• **EXCERPT TO READ**
□ □ □ □

To handle the communication of data values (and INV values) through
memory during runahead mode, runahead cache 202, which may be
accessed in parallel with a level one (L1) data cache 204, may be
used.
[0036] In accordance with an embodiment of the present invention,
in FIG. 2, the first instruction that introduces an INV value may
be the instruction that causes processor 200 to enter runahead
mode. If this instruction is a load, it may mark its physical
destination register as INV. If it is a store, it may allocate a
line in runahead cache 202 and mark its destination bytes as INV.
In general, any invalid instruction that writes to a register, for
example, registers 234, 242 may mark that register as INV after it
is scheduled or executed. Similarly, any valid operation that
writes to registers 234, 242 may reset the INV bit of the
destination register.
[0037] In general, runahead store instructions do not write their
results anywhere. Therefore, runahead loads that are dependent on
invalid runahead stores may be regarded as invalid instructions and
dropped. Accordingly, since forwarding the results of runahead
stores to runahead loads is essential for high performance, if both
the store and its dependent load are in the instruction window, the
forwarding may be accomplished, in FIG. 2, through store buffer
248, which, generally, already exists in most current out-of-order
processors. However, if a runahead load depends on a runahead store
that has already pseudo-retired (that is, the store is no longer in
the store buffer), the runahead load may get the result of the
store from some other location. One possibility, for example, is to
write the result of the pseudo-retired store into a data cache.
Unfortunately, this may introduce extra complexity to the design of
L1 data cache 204 (and possibly to L2 cache 206, because L1 data
cache 204 may need to be modified so that data written by
speculative runahead stores may not be used by future non-runahead
instructions. Similarly, writing the data of speculative stores
into the data cache may also evict useful cache lines. Although
another alternative may be to use a large fully associative buffer
to store the results of pseudo-retired runahead store instructions,
the size and access time of this associative structure may be
prohibitively large. In addition, such a structure cannot handle
the case where a load depends on multiple stores, without increased
complexity.
[0038] In accordance with an embodiment of the present invention,
in FIG. 2, runahead cache 202 may be used to hold the results and
INV status of the pseudo-retired runahead stores. Runahead cache
202 may be addressed just like L1 data cache 204, but runahead
cache 202 may be much smaller in size, because, in general, only a
small number of store instructions pseudo-retire during runahead
mode.
[0039] In FIG. 2, although, runahead cache 202 may be called a
cache, since it is physically the same structure as a traditional
cache, the purpose of runahead cache 202, is not to "cache" data.
Instead, runahead cache's 202 purpose is to provide communication
of data and INV status between instructions. The evicted cache
lines are, generally, not stored back in any other larger storage,
rather they may be simply dropped. Runahead cache 202 may be
accessed by runahead loads and stores. In normal mode, no
instruction may access runahead cache 202. In general, runahead
cache may be used to allow:
[0040] 1. Correct communication of INV bits through memory; and
[0041] 2. Forwarding of the results of runahead stores to dependent
runahead loads.

□ □ □ □

• **TO BE DONE**
• 1. List every component of the processor in the runahead cache excerpt that is given a reference numeral, with its numeral.
• 2. Continue the runahead cache excerpt from the point where it stops.

• **RECORDED INFORMATION**
□ □ □ □

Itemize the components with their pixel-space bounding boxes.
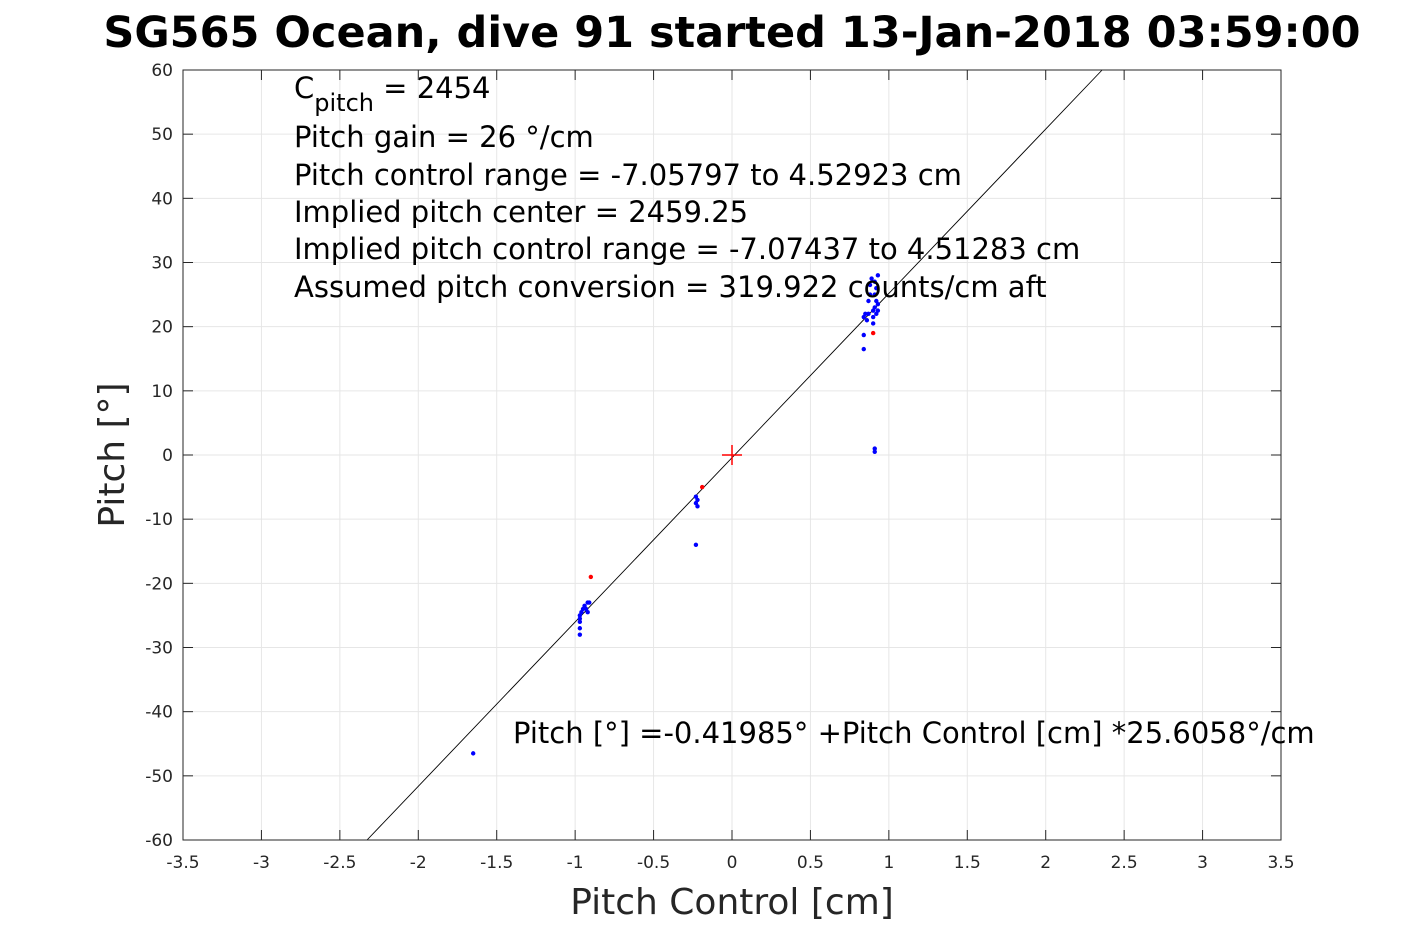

□ □ □ □

• **RESPONSES PER TASK**
• 1.
- processor 200
- runahead cache 202
- L1 data cache 204
- L2 cache 206
- register 234
- register 242
- store buffer 248

• 2.
[0042] FIG. 3 is a detailed block diagram of a runahead cache
component of FIG. 2, in accordance with an embodiment of the
present invention. In FIG. 3, runahead cache 202 may include a
control logic 310 coupled to a tag array 320 and a data array 330,
and tag array 320 may be coupled to data array 330. Control logic
310 may include inputs to couple to a store data line 311, a write
enable line 312, a store address line 313, a store size line 314, a
load enable line 315, a load address line 316, and a load size line
317. Control logic 310 may also include outputs to couple to a hit
signal line 318 and a data output line 319. Tag array 320 and data
array 330 may each include sense amps 322, 332, respectively.
[0043] In accordance with an embodiment of the present invention,
in FIG. 3, store data line 311 may be a 64-bit line, write enable
line 312 may be a single bit line, store address line 313 may be a
32-bit line, store size line 314 may be a 2-bit line. Likewise,
load enable line 315 may be a 1-bit line, load address line 316 may
be a 32-bit line, load size line 317 may be a 2-bit line, hit
signal line 318 may be a 1-bit line, and data output line 319 may
be a 64-bit line.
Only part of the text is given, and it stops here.